▸ **Provided data**:
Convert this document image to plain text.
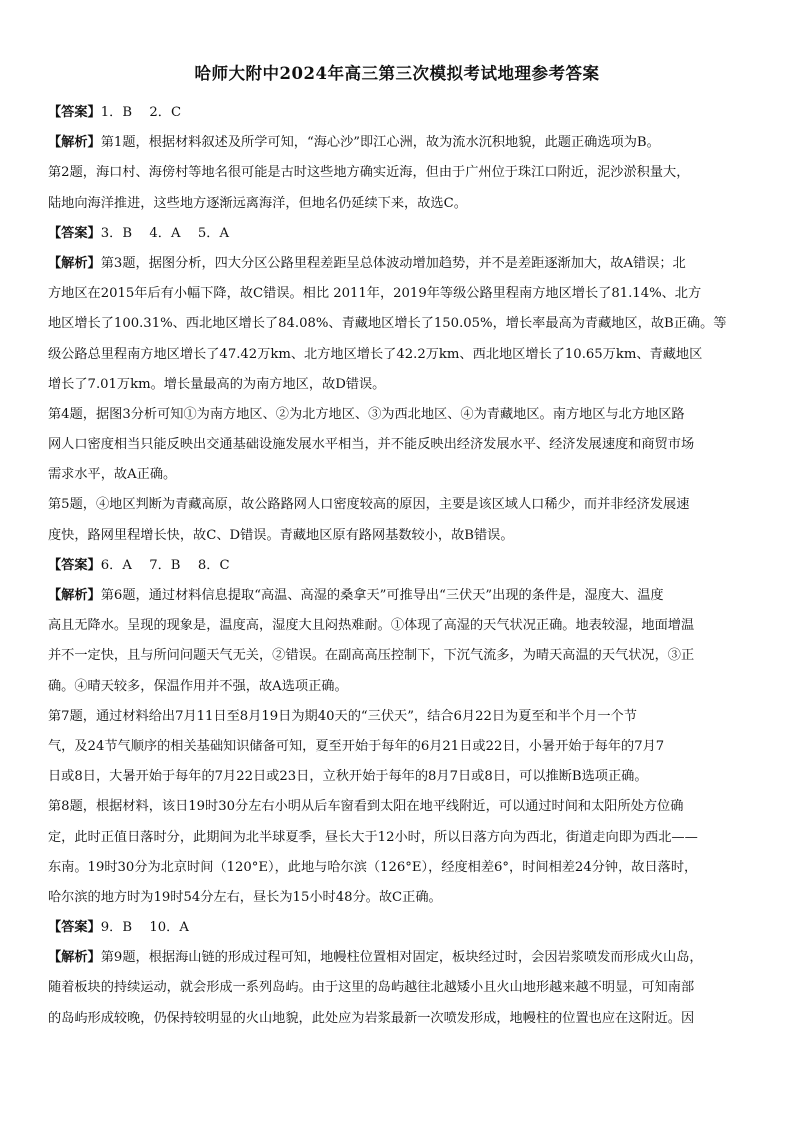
哈师大附中2024年高三第三次模拟考试地理参考答案
【答案】1．B　 2．C
【解析】第1题，根据材料叙述及所学可知，“海心沙”即江心洲，故为流水沉积地貌，此题正确选项为B。
第2题，海口村、海傍村等地名很可能是古时这些地方确实近海，但由于广州位于珠江口附近，泥沙淤积量大，
陆地向海洋推进，这些地方逐渐远离海洋，但地名仍延续下来，故选C。
【答案】3．B　 4．A　 5．A
【解析】第3题，据图分析，四大分区公路里程差距呈总体波动增加趋势，并不是差距逐渐加大，故A错误；北
方地区在2015年后有小幅下降，故C错误。相比 2011年，2019年等级公路里程南方地区增长了81.14%、北方
地区增长了100.31%、西北地区增长了84.08%、青藏地区增长了150.05%，增长率最高为青藏地区，故B正确。等
级公路总里程南方地区增长了47.42万km、北方地区增长了42.2万km、西北地区增长了10.65万km、青藏地区
增长了7.01万km。增长量最高的为南方地区，故D错误。
第4题，据图3分析可知①为南方地区、②为北方地区、③为西北地区、④为青藏地区。南方地区与北方地区路
网人口密度相当只能反映出交通基础设施发展水平相当，并不能反映出经济发展水平、经济发展速度和商贸市场
需求水平，故A正确。
第5题，④地区判断为青藏高原，故公路路网人口密度较高的原因，主要是该区域人口稀少，而并非经济发展速
度快，路网里程增长快，故C、D错误。青藏地区原有路网基数较小，故B错误。
【答案】6．A　 7．B　 8．C
【解析】第6题，通过材料信息提取“高温、高湿的桑拿天”可推导出“三伏天”出现的条件是，湿度大、温度
高且无降水。呈现的现象是，温度高，湿度大且闷热难耐。①体现了高湿的天气状况正确。地表较湿，地面增温
并不一定快，且与所问问题天气无关，②错误。在副高高压控制下，下沉气流多，为晴天高温的天气状况，③正
确。④晴天较多，保温作用并不强，故A选项正确。
第7题，通过材料给出7月11日至8月19日为期40天的“三伏天”，结合6月22日为夏至和半个月一个节
气，及24节气顺序的相关基础知识储备可知，夏至开始于每年的6月21日或22日，小暑开始于每年的7月7
日或8日，大暑开始于每年的7月22日或23日，立秋开始于每年的8月7日或8日，可以推断B选项正确。
第8题，根据材料，该日19时30分左右小明从后车窗看到太阳在地平线附近，可以通过时间和太阳所处方位确
定，此时正值日落时分，此期间为北半球夏季，昼长大于12小时，所以日落方向为西北，街道走向即为西北——
东南。19时30分为北京时间（120°E），此地与哈尔滨（126°E），经度相差6°，时间相差24分钟，故日落时，
哈尔滨的地方时为19时54分左右，昼长为15小时48分。故C正确。
【答案】9．B　 10．A
【解析】第9题，根据海山链的形成过程可知，地幔柱位置相对固定，板块经过时，会因岩浆喷发而形成火山岛，
随着板块的持续运动，就会形成一系列岛屿。由于这里的岛屿越往北越矮小且火山地形越来越不明显，可知南部
的岛屿形成较晚，仍保持较明显的火山地貌，此处应为岩浆最新一次喷发形成，地幔柱的位置也应在这附近。因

▸ **Stated exercise**:
Reproduce the material word for word, minus the images.

▸ **Exercise solution**:
Convert this document image to plain text.
哈师大附中2024年高三第三次模拟考试地理参考答案
【答案】1．B　 2．C
【解析】第1题，根据材料叙述及所学可知，“海心沙”即江心洲，故为流水沉积地貌，此题正确选项为B。
第2题，海口村、海傍村等地名很可能是古时这些地方确实近海，但由于广州位于珠江口附近，泥沙淤积量大，
陆地向海洋推进，这些地方逐渐远离海洋，但地名仍延续下来，故选C。
【答案】3．B　 4．A　 5．A
【解析】第3题，据图分析，四大分区公路里程差距呈总体波动增加趋势，并不是差距逐渐加大，故A错误；北
方地区在2015年后有小幅下降，故C错误。相比 2011年，2019年等级公路里程南方地区增长了81.14%、北方
地区增长了100.31%、西北地区增长了84.08%、青藏地区增长了150.05%，增长率最高为青藏地区，故B正确。等
级公路总里程南方地区增长了47.42万km、北方地区增长了42.2万km、西北地区增长了10.65万km、青藏地区
增长了7.01万km。增长量最高的为南方地区，故D错误。
第4题，据图3分析可知①为南方地区、②为北方地区、③为西北地区、④为青藏地区。南方地区与北方地区路
网人口密度相当只能反映出交通基础设施发展水平相当，并不能反映出经济发展水平、经济发展速度和商贸市场
需求水平，故A正确。
第5题，④地区判断为青藏高原，故公路路网人口密度较高的原因，主要是该区域人口稀少，而并非经济发展速
度快，路网里程增长快，故C、D错误。青藏地区原有路网基数较小，故B错误。
【答案】6．A　 7．B　 8．C
【解析】第6题，通过材料信息提取“高温、高湿的桑拿天”可推导出“三伏天”出现的条件是，湿度大、温度
高且无降水。呈现的现象是，温度高，湿度大且闷热难耐。①体现了高湿的天气状况正确。地表较湿，地面增温
并不一定快，且与所问问题天气无关，②错误。在副高高压控制下，下沉气流多，为晴天高温的天气状况，③正
确。④晴天较多，保温作用并不强，故A选项正确。
第7题，通过材料给出7月11日至8月19日为期40天的“三伏天”，结合6月22日为夏至和半个月一个节
气，及24节气顺序的相关基础知识储备可知，夏至开始于每年的6月21日或22日，小暑开始于每年的7月7
日或8日，大暑开始于每年的7月22日或23日，立秋开始于每年的8月7日或8日，可以推断B选项正确。
第8题，根据材料，该日19时30分左右小明从后车窗看到太阳在地平线附近，可以通过时间和太阳所处方位确
定，此时正值日落时分，此期间为北半球夏季，昼长大于12小时，所以日落方向为西北，街道走向即为西北——
东南。19时30分为北京时间（120°E），此地与哈尔滨（126°E），经度相差6°，时间相差24分钟，故日落时，
哈尔滨的地方时为19时54分左右，昼长为15小时48分。故C正确。
【答案】9．B　 10．A
【解析】第9题，根据海山链的形成过程可知，地幔柱位置相对固定，板块经过时，会因岩浆喷发而形成火山岛，
随着板块的持续运动，就会形成一系列岛屿。由于这里的岛屿越往北越矮小且火山地形越来越不明显，可知南部
的岛屿形成较晚，仍保持较明显的火山地貌，此处应为岩浆最新一次喷发形成，地幔柱的位置也应在这附近。因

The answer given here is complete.